Exercise goal –
Your answer should be one number: how many lines of the data include the string "JSON"?

Supplied material –
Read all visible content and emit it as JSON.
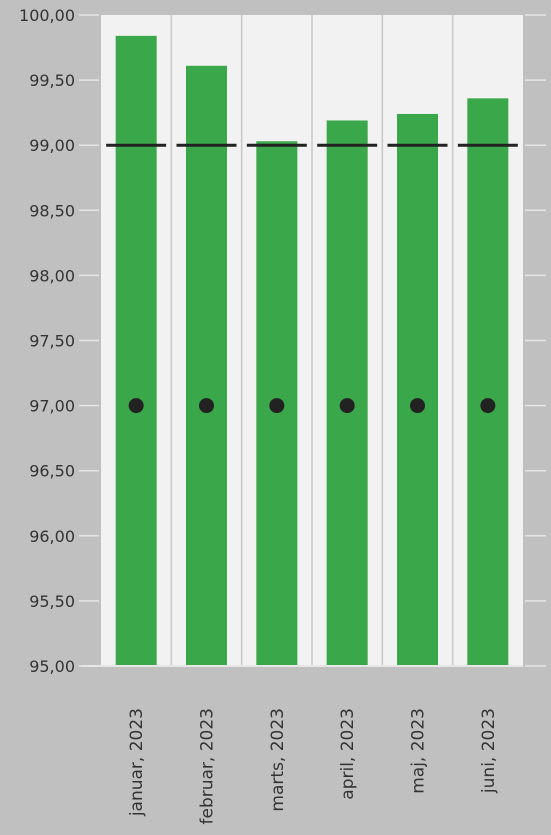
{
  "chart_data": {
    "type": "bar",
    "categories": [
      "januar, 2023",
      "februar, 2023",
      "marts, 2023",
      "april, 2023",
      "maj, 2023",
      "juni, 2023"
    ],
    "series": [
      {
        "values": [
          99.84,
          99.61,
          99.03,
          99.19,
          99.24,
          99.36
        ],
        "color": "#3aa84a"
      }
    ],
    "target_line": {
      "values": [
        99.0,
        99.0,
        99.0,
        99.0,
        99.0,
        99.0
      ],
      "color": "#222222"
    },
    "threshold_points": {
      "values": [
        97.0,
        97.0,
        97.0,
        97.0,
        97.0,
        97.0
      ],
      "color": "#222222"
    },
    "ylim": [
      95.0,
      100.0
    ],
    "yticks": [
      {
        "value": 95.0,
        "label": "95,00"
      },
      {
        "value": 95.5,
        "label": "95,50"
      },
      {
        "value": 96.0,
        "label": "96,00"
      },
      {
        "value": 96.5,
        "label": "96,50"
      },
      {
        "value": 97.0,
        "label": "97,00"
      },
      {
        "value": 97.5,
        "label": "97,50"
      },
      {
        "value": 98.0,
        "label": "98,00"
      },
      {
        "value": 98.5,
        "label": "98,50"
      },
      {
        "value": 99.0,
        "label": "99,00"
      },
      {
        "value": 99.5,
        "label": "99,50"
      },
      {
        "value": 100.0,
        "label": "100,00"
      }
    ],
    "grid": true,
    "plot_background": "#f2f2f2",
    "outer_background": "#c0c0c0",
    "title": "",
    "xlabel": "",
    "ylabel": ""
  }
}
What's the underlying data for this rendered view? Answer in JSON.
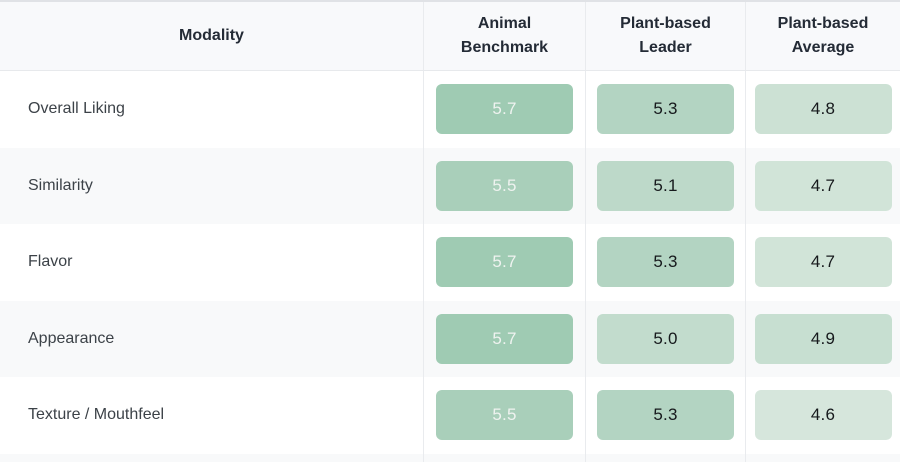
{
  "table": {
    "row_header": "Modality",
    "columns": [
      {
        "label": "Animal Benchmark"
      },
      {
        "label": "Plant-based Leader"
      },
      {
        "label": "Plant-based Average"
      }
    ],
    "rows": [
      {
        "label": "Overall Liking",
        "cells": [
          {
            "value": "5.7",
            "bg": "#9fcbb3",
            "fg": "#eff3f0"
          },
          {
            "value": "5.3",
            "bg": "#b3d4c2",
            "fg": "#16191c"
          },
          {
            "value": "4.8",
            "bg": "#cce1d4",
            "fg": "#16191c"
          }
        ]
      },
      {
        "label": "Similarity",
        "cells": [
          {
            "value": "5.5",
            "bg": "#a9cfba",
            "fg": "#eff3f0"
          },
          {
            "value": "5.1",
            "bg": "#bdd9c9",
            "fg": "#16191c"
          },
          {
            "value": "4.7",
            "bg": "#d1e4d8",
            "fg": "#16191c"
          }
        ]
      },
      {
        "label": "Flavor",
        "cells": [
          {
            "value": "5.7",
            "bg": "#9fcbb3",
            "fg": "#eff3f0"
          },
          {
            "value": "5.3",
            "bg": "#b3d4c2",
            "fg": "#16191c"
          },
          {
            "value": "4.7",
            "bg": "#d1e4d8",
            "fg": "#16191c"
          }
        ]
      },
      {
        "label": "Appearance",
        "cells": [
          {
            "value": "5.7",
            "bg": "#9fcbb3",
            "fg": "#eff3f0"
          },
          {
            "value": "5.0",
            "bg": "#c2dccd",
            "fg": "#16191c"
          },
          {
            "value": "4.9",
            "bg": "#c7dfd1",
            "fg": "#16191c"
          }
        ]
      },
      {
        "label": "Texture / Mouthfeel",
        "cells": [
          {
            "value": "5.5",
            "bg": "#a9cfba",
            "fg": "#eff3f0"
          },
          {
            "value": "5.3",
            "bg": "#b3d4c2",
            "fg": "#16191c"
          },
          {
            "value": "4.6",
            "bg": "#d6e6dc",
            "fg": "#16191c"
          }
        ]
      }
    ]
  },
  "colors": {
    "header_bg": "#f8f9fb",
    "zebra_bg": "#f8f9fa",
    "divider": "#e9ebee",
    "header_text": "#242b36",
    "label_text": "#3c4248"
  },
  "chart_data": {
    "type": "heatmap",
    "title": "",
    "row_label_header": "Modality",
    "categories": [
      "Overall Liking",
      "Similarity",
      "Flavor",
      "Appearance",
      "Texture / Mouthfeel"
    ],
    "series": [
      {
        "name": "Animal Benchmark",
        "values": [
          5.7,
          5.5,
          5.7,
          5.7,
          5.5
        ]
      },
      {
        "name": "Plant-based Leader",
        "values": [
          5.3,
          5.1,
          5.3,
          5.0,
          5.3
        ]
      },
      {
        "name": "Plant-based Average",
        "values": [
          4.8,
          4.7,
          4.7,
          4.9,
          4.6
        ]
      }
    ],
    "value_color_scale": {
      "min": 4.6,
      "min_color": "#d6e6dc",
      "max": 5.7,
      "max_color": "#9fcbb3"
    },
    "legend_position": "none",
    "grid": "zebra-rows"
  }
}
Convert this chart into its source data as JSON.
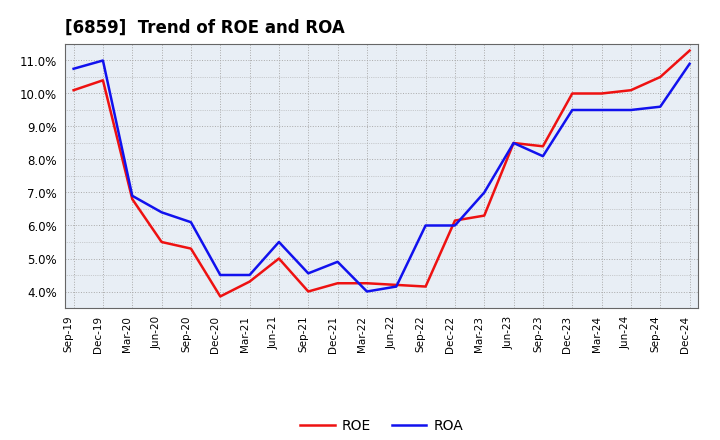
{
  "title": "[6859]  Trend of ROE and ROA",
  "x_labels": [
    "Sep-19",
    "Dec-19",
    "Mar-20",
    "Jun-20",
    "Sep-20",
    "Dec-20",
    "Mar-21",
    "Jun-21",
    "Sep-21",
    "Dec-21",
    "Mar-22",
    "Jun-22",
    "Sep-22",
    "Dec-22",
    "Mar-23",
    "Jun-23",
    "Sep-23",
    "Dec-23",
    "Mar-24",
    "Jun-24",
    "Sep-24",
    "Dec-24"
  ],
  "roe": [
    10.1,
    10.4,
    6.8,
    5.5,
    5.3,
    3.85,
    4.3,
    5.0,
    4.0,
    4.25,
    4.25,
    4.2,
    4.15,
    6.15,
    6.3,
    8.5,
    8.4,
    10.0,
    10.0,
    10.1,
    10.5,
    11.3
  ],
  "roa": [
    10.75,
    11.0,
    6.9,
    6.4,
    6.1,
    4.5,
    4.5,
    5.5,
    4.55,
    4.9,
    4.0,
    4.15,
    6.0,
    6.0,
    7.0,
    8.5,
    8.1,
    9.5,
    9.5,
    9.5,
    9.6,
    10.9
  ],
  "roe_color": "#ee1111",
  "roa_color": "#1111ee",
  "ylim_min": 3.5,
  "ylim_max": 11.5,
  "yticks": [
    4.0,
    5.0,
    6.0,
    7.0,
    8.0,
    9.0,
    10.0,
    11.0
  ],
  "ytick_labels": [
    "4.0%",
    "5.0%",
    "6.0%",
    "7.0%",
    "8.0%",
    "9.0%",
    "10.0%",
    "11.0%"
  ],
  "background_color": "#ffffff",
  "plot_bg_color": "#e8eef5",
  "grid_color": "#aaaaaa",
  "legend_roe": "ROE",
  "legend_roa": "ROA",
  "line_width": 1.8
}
...
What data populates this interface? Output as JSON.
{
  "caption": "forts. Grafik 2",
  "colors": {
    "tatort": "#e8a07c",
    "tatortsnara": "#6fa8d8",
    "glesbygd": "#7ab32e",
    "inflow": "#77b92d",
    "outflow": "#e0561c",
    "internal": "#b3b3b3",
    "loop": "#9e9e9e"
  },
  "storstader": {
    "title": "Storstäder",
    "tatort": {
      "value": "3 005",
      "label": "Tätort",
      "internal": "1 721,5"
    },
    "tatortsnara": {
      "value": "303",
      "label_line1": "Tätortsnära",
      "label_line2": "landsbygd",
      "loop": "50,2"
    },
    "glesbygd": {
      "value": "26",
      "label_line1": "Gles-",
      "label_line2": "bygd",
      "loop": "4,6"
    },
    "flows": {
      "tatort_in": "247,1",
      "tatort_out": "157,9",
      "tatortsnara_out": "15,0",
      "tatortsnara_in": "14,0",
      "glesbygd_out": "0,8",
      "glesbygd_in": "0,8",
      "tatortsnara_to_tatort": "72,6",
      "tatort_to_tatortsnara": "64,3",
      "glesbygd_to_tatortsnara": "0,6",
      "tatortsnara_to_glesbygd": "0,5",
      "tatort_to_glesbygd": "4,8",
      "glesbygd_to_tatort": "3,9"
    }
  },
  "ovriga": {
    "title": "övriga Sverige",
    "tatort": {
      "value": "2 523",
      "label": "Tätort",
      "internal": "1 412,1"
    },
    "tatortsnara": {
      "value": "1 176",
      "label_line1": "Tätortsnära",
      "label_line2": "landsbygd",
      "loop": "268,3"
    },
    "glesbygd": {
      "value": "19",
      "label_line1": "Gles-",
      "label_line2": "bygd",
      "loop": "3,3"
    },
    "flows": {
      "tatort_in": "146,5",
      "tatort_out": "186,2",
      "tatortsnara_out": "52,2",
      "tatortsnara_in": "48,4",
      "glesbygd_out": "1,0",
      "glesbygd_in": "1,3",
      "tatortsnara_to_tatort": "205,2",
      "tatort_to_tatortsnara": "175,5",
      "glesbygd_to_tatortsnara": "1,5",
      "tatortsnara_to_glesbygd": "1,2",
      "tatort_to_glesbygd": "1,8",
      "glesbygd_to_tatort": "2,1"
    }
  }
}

Solution to this task –
4